● **CHALLENGE**
Reproduce the following entries line for line, with no changes.

● **EXTRACTED MATERIAL**

[start]

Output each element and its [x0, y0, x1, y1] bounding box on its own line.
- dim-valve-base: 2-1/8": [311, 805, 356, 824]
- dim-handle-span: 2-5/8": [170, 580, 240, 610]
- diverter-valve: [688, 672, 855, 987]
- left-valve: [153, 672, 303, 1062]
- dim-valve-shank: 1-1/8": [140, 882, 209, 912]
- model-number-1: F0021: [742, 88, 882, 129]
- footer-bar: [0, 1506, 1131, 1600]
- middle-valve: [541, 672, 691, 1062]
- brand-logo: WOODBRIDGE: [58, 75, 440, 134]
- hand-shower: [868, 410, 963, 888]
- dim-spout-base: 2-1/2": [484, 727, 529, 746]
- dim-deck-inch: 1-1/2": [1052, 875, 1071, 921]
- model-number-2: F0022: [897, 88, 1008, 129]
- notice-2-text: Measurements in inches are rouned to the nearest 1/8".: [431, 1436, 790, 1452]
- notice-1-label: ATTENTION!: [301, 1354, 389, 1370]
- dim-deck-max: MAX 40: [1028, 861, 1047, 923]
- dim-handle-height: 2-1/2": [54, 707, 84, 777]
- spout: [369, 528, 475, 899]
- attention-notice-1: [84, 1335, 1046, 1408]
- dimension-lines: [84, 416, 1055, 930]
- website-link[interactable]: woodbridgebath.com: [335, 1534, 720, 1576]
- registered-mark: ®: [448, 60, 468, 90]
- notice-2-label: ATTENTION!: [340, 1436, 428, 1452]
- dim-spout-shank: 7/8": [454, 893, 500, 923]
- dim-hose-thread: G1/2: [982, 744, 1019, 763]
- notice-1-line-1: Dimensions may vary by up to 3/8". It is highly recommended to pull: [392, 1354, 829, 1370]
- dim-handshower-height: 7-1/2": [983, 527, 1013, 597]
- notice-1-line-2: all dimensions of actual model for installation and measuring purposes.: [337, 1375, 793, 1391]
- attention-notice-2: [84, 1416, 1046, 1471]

[end]

● **RIGHT ANSWER**
Output each element and its [x0, y0, x1, y1] bounding box on its own line.
- dim-valve-base: 2-1/8": [311, 805, 356, 824]
- dim-handle-span: 2-5/8": [170, 580, 240, 610]
- diverter-valve: [688, 672, 855, 987]
- left-valve: [153, 672, 303, 1062]
- dim-valve-shank: 1-1/8": [140, 882, 209, 912]
- model-number-1: F0021: [742, 88, 882, 129]
- footer-bar: [0, 1506, 1131, 1600]
- middle-valve: [541, 672, 691, 1062]
- brand-logo: WOODBRIDGE: [58, 75, 440, 134]
- hand-shower: [868, 410, 963, 888]
- dim-spout-base: 2-1/2": [484, 727, 529, 746]
- dim-deck-inch: 1-1/2": [1052, 875, 1071, 921]
- model-number-2: F0022: [897, 88, 1008, 129]
- notice-2-text: Measurements in inches are rouned to the nearest 1/8".: [431, 1436, 790, 1452]
- notice-1-label: ATTENTION!: [301, 1354, 389, 1370]
- dim-deck-max: MAX 40: [1028, 861, 1047, 923]
- dim-handle-height: 2-1/2": [54, 707, 84, 777]
- spout: [369, 528, 475, 899]
- attention-notice-1: [84, 1335, 1046, 1408]
- dimension-lines: [84, 416, 1055, 930]
- website-link[interactable]: woodbridgebath.com: [335, 1534, 720, 1576]
- registered-mark: ®: [448, 60, 468, 90]
- notice-2-label: ATTENTION!: [340, 1436, 428, 1452]
- dim-spout-shank: 7/8": [454, 893, 500, 923]
- dim-hose-thread: G1/2: [982, 744, 1019, 763]
- notice-1-line-1: Dimensions may vary by up to 3/8". It is highly recommended to pull: [392, 1354, 829, 1370]
- dim-handshower-height: 7-1/2": [983, 527, 1013, 597]
- notice-1-line-2: all dimensions of actual model for installation and measuring purposes.: [337, 1375, 793, 1391]
- attention-notice-2: [84, 1416, 1046, 1471]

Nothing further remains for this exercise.